Your task: Gather every line from the items below that contains the string "switch", and copy each of those lines in full.

The data:
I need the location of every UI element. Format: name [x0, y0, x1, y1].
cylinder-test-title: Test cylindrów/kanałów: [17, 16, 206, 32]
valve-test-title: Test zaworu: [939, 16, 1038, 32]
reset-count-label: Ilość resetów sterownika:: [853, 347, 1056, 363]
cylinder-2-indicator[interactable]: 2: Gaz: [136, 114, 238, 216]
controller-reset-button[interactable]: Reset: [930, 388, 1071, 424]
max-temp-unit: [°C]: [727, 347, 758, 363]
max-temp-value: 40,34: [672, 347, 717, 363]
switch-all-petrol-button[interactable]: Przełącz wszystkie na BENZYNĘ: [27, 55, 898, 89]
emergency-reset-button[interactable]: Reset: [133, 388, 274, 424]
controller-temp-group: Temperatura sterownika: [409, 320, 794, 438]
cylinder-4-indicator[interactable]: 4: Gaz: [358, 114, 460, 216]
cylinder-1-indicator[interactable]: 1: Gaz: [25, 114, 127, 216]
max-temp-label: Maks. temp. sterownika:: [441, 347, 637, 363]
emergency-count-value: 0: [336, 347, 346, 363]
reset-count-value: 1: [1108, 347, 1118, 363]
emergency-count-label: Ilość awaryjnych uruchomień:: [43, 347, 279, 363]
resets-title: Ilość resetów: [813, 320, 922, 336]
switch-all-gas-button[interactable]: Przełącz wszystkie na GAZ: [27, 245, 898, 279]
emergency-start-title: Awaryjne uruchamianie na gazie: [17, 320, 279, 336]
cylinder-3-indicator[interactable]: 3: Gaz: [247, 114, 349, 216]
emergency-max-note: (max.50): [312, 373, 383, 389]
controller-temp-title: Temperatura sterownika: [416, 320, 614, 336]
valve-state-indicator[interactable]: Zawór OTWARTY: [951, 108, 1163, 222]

Answer to the exercise:
switch-all-petrol-button[interactable]: Przełącz wszystkie na BENZYNĘ: [27, 55, 898, 89]
switch-all-gas-button[interactable]: Przełącz wszystkie na GAZ: [27, 245, 898, 279]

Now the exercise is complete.